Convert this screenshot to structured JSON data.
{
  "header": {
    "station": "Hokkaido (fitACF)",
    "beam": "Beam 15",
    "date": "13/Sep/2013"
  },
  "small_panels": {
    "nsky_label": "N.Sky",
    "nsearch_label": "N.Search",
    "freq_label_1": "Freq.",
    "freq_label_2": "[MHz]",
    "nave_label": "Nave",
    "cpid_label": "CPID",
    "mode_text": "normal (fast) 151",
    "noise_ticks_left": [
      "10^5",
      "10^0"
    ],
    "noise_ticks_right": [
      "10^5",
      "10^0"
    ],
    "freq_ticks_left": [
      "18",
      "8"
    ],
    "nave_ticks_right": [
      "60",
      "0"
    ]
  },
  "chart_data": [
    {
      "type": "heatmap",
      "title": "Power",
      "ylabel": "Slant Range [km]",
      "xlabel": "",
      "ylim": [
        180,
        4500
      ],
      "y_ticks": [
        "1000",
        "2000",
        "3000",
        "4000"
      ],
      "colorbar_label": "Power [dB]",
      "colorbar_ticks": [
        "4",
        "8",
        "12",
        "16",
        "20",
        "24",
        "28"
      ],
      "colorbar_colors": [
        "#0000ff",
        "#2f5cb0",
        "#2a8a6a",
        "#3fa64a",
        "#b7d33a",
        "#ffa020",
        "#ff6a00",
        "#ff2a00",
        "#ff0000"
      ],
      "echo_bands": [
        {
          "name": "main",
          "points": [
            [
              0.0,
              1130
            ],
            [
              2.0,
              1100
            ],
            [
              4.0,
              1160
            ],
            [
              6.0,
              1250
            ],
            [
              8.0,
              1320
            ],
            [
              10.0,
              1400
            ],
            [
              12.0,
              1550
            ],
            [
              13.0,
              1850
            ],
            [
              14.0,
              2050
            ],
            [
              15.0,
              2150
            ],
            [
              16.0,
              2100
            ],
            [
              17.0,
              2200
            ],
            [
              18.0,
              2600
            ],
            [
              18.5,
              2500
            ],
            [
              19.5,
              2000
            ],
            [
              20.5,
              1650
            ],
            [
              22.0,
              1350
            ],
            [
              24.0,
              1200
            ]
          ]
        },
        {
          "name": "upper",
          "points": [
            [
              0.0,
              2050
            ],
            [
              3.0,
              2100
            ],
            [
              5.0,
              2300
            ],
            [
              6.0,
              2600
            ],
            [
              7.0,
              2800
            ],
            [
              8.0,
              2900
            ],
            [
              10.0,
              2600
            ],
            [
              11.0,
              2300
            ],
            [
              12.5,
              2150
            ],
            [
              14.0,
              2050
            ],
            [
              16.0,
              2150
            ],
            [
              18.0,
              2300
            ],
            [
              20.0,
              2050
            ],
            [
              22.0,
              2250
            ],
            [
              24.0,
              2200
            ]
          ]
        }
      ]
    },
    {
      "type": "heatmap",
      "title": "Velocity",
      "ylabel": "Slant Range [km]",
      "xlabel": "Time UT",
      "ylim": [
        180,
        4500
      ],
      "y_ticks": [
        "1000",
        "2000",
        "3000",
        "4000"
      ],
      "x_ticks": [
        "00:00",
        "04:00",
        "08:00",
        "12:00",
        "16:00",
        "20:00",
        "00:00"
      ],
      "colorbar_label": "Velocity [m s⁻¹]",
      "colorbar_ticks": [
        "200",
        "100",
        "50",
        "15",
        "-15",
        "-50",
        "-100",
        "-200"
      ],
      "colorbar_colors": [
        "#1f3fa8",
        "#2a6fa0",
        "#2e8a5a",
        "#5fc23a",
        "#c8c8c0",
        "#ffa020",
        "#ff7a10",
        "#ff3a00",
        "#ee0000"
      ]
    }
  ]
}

===

▶ [What you should do]
Write the data out again in full and exactly.

▶ [Result of the exercise]
Convert this screenshot to structured JSON data.
{
  "header": {
    "station": "Hokkaido (fitACF)",
    "beam": "Beam 15",
    "date": "13/Sep/2013"
  },
  "small_panels": {
    "nsky_label": "N.Sky",
    "nsearch_label": "N.Search",
    "freq_label_1": "Freq.",
    "freq_label_2": "[MHz]",
    "nave_label": "Nave",
    "cpid_label": "CPID",
    "mode_text": "normal (fast) 151",
    "noise_ticks_left": [
      "10^5",
      "10^0"
    ],
    "noise_ticks_right": [
      "10^5",
      "10^0"
    ],
    "freq_ticks_left": [
      "18",
      "8"
    ],
    "nave_ticks_right": [
      "60",
      "0"
    ]
  },
  "chart_data": [
    {
      "type": "heatmap",
      "title": "Power",
      "ylabel": "Slant Range [km]",
      "xlabel": "",
      "ylim": [
        180,
        4500
      ],
      "y_ticks": [
        "1000",
        "2000",
        "3000",
        "4000"
      ],
      "colorbar_label": "Power [dB]",
      "colorbar_ticks": [
        "4",
        "8",
        "12",
        "16",
        "20",
        "24",
        "28"
      ],
      "colorbar_colors": [
        "#0000ff",
        "#2f5cb0",
        "#2a8a6a",
        "#3fa64a",
        "#b7d33a",
        "#ffa020",
        "#ff6a00",
        "#ff2a00",
        "#ff0000"
      ],
      "echo_bands": [
        {
          "name": "main",
          "points": [
            [
              0.0,
              1130
            ],
            [
              2.0,
              1100
            ],
            [
              4.0,
              1160
            ],
            [
              6.0,
              1250
            ],
            [
              8.0,
              1320
            ],
            [
              10.0,
              1400
            ],
            [
              12.0,
              1550
            ],
            [
              13.0,
              1850
            ],
            [
              14.0,
              2050
            ],
            [
              15.0,
              2150
            ],
            [
              16.0,
              2100
            ],
            [
              17.0,
              2200
            ],
            [
              18.0,
              2600
            ],
            [
              18.5,
              2500
            ],
            [
              19.5,
              2000
            ],
            [
              20.5,
              1650
            ],
            [
              22.0,
              1350
            ],
            [
              24.0,
              1200
            ]
          ]
        },
        {
          "name": "upper",
          "points": [
            [
              0.0,
              2050
            ],
            [
              3.0,
              2100
            ],
            [
              5.0,
              2300
            ],
            [
              6.0,
              2600
            ],
            [
              7.0,
              2800
            ],
            [
              8.0,
              2900
            ],
            [
              10.0,
              2600
            ],
            [
              11.0,
              2300
            ],
            [
              12.5,
              2150
            ],
            [
              14.0,
              2050
            ],
            [
              16.0,
              2150
            ],
            [
              18.0,
              2300
            ],
            [
              20.0,
              2050
            ],
            [
              22.0,
              2250
            ],
            [
              24.0,
              2200
            ]
          ]
        }
      ]
    },
    {
      "type": "heatmap",
      "title": "Velocity",
      "ylabel": "Slant Range [km]",
      "xlabel": "Time UT",
      "ylim": [
        180,
        4500
      ],
      "y_ticks": [
        "1000",
        "2000",
        "3000",
        "4000"
      ],
      "x_ticks": [
        "00:00",
        "04:00",
        "08:00",
        "12:00",
        "16:00",
        "20:00",
        "00:00"
      ],
      "colorbar_label": "Velocity [m s⁻¹]",
      "colorbar_ticks": [
        "200",
        "100",
        "50",
        "15",
        "-15",
        "-50",
        "-100",
        "-200"
      ],
      "colorbar_colors": [
        "#1f3fa8",
        "#2a6fa0",
        "#2e8a5a",
        "#5fc23a",
        "#c8c8c0",
        "#ffa020",
        "#ff7a10",
        "#ff3a00",
        "#ee0000"
      ]
    }
  ]
}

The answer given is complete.